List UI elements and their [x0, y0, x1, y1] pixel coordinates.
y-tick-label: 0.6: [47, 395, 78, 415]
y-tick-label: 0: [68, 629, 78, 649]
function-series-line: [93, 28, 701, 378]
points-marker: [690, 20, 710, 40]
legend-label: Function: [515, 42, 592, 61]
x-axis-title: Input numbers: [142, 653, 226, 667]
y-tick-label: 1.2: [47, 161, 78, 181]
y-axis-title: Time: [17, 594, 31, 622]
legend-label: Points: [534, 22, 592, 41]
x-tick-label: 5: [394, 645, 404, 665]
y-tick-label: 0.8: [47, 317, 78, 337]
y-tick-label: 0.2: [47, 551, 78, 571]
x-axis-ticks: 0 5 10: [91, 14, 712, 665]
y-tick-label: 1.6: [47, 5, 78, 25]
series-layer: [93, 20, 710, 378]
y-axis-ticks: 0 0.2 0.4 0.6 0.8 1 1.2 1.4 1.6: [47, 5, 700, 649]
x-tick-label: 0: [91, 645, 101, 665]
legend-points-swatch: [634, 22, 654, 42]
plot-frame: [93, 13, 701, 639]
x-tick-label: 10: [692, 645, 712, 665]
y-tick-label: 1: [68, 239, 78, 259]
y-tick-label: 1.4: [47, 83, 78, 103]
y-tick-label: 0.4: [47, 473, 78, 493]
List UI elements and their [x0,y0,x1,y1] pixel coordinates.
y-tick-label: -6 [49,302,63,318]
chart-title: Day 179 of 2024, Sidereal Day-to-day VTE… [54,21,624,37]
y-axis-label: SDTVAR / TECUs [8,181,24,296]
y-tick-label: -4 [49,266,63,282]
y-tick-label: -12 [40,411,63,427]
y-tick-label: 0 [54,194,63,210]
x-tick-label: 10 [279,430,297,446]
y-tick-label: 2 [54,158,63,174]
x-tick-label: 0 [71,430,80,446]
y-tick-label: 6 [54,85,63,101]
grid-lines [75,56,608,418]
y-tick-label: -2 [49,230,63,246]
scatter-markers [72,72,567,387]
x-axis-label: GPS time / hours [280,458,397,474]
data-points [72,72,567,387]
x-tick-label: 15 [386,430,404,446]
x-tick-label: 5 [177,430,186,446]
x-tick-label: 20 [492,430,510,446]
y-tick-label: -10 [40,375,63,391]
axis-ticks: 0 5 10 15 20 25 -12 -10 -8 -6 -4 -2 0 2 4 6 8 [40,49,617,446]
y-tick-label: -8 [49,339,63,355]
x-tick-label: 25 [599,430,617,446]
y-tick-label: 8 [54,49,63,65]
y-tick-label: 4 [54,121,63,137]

..............................

WHAT IS NEEDED >> Rewrite the listing above, putting "vertical-tick-label" wherever "y-tick-label" appears and leaving every other character unchanged.

SOLUTION TO THE EXERCISE >>
List UI elements and their [x0, y0, x1, y1] pixel coordinates.
vertical-tick-label: 0.6: [47, 395, 78, 415]
vertical-tick-label: 0: [68, 629, 78, 649]
function-series-line: [93, 28, 701, 378]
points-marker: [690, 20, 710, 40]
legend-label: Function: [515, 42, 592, 61]
x-axis-title: Input numbers: [142, 653, 226, 667]
vertical-tick-label: 1.2: [47, 161, 78, 181]
y-axis-title: Time: [17, 594, 31, 622]
legend-label: Points: [534, 22, 592, 41]
x-tick-label: 5: [394, 645, 404, 665]
vertical-tick-label: 0.8: [47, 317, 78, 337]
vertical-tick-label: 0.2: [47, 551, 78, 571]
x-axis-ticks: 0 5 10: [91, 14, 712, 665]
vertical-tick-label: 1.6: [47, 5, 78, 25]
series-layer: [93, 20, 710, 378]
y-axis-ticks: 0 0.2 0.4 0.6 0.8 1 1.2 1.4 1.6: [47, 5, 700, 649]
x-tick-label: 0: [91, 645, 101, 665]
legend-points-swatch: [634, 22, 654, 42]
plot-frame: [93, 13, 701, 639]
x-tick-label: 10: [692, 645, 712, 665]
vertical-tick-label: 1: [68, 239, 78, 259]
vertical-tick-label: 1.4: [47, 83, 78, 103]
vertical-tick-label: 0.4: [47, 473, 78, 493]
List UI elements and their [x0,y0,x1,y1] pixel coordinates.
vertical-tick-label: -6 [49,302,63,318]
chart-title: Day 179 of 2024, Sidereal Day-to-day VTE… [54,21,624,37]
y-axis-label: SDTVAR / TECUs [8,181,24,296]
vertical-tick-label: -4 [49,266,63,282]
vertical-tick-label: -12 [40,411,63,427]
vertical-tick-label: 0 [54,194,63,210]
x-tick-label: 10 [279,430,297,446]
vertical-tick-label: 2 [54,158,63,174]
x-tick-label: 0 [71,430,80,446]
vertical-tick-label: 6 [54,85,63,101]
grid-lines [75,56,608,418]
vertical-tick-label: -2 [49,230,63,246]
scatter-markers [72,72,567,387]
x-axis-label: GPS time / hours [280,458,397,474]
data-points [72,72,567,387]
x-tick-label: 15 [386,430,404,446]
x-tick-label: 5 [177,430,186,446]
x-tick-label: 20 [492,430,510,446]
vertical-tick-label: -10 [40,375,63,391]
axis-ticks: 0 5 10 15 20 25 -12 -10 -8 -6 -4 -2 0 2 4 6 8 [40,49,617,446]
vertical-tick-label: -8 [49,339,63,355]
x-tick-label: 25 [599,430,617,446]
vertical-tick-label: 8 [54,49,63,65]
vertical-tick-label: 4 [54,121,63,137]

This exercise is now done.